What to produce: Wherever a line below holds the word "керек", copy that line.

Records supplied:
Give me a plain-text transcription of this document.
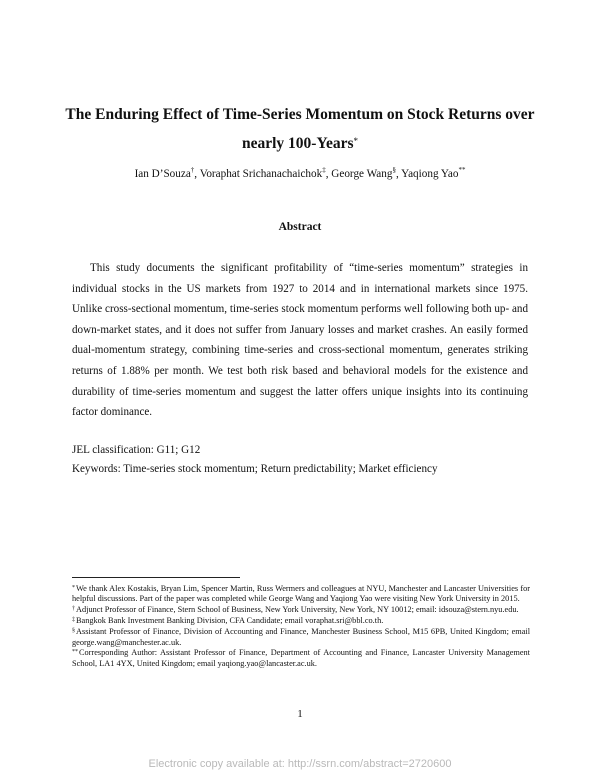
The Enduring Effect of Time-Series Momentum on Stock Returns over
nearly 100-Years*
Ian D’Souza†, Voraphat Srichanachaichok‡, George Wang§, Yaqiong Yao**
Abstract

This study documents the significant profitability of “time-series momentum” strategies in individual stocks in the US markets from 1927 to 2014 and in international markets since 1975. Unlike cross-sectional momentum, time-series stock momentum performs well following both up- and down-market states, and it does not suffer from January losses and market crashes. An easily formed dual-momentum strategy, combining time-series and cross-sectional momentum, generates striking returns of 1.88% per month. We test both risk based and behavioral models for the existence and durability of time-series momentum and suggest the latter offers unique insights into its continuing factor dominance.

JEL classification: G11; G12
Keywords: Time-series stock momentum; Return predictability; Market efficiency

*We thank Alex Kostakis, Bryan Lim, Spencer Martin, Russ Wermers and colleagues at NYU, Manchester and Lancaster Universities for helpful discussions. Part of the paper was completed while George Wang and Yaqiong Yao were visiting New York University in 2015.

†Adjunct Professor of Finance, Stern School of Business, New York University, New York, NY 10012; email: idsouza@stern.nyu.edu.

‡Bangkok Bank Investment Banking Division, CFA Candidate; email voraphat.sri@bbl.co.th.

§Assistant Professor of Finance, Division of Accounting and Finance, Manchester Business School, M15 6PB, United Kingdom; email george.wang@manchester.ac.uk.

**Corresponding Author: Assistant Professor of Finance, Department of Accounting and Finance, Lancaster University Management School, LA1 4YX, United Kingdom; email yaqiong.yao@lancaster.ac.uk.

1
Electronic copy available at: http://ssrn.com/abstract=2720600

...

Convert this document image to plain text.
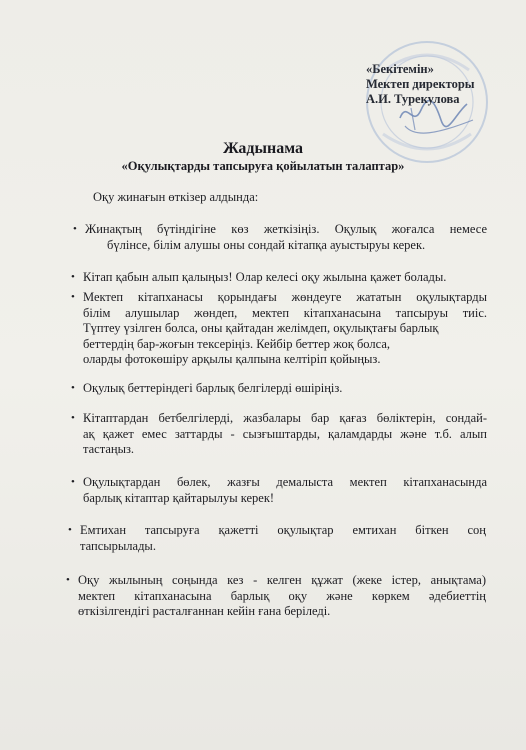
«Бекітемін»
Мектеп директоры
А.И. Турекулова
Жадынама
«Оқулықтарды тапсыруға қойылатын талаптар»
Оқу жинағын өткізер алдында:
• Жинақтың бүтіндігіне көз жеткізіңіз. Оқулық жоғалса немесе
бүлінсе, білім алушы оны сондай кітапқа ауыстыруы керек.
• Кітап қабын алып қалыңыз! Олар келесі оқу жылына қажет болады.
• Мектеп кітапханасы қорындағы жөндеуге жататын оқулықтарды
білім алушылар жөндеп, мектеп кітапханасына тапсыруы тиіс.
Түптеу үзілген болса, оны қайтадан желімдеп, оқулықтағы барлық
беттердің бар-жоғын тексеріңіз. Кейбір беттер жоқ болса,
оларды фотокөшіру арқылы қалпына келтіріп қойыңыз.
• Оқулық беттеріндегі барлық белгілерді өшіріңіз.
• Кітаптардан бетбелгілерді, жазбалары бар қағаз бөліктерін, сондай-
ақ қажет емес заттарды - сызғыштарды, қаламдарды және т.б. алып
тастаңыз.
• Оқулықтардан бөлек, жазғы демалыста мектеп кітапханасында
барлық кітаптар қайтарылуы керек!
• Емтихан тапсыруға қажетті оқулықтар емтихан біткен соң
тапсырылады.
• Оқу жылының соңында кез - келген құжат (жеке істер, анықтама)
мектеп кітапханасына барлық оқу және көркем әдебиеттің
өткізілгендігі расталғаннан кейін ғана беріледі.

...

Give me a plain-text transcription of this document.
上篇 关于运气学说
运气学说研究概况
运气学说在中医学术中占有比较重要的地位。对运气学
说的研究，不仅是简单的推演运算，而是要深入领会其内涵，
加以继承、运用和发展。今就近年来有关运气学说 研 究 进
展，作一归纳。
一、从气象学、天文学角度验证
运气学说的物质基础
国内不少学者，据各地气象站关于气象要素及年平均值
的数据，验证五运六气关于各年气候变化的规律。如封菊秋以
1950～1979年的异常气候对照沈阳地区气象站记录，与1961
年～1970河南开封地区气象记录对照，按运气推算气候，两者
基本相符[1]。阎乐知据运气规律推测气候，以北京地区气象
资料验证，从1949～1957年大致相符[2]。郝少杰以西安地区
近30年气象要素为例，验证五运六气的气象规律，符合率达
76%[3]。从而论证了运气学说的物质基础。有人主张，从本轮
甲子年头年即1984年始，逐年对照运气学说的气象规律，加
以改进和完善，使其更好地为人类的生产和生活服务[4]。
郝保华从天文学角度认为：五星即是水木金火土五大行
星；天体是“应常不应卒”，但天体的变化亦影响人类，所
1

Worked solution:
бүлінсе, білім алушы оны сондай кітапқа ауыстыруы керек.
барлық кітаптар қайтарылуы керек!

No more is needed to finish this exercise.